### REQUIREMENTS
Locate each line containing the string "squeezing" and copy it out.

Source data:
_ _ _

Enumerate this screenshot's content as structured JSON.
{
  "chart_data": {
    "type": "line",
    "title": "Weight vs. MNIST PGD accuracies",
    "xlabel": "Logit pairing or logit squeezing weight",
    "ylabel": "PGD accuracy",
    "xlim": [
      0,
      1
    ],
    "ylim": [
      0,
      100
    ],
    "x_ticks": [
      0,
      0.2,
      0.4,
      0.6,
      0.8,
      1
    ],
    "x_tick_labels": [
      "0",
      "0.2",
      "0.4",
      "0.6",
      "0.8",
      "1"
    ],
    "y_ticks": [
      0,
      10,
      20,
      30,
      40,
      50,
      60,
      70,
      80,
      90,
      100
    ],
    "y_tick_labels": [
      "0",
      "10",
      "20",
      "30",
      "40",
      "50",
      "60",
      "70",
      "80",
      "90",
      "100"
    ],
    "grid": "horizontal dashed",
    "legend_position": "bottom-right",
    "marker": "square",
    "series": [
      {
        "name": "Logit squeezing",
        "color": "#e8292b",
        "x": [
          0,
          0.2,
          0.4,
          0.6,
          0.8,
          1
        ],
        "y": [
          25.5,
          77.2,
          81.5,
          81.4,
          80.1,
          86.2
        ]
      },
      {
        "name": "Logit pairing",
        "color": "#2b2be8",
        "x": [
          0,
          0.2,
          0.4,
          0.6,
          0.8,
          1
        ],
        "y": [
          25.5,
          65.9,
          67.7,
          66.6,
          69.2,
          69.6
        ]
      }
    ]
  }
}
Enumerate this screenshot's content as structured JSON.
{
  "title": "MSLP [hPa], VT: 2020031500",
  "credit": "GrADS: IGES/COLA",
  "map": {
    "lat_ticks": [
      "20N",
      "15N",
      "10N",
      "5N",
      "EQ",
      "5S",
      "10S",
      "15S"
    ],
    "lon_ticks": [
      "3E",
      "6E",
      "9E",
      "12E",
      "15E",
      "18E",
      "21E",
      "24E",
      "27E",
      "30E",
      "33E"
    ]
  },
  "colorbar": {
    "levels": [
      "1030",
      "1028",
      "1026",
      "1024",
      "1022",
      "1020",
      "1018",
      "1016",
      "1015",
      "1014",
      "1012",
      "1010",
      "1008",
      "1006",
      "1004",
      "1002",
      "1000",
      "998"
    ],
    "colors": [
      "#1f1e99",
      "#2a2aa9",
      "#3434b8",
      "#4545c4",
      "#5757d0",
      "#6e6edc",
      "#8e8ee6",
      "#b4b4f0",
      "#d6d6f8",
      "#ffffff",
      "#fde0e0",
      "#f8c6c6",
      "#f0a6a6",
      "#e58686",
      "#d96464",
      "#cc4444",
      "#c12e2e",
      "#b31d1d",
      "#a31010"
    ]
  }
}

_ _ _

### COMPLETED EXERCISE
    "xlabel": "Logit pairing or logit squeezing weight",
        "name": "Logit squeezing",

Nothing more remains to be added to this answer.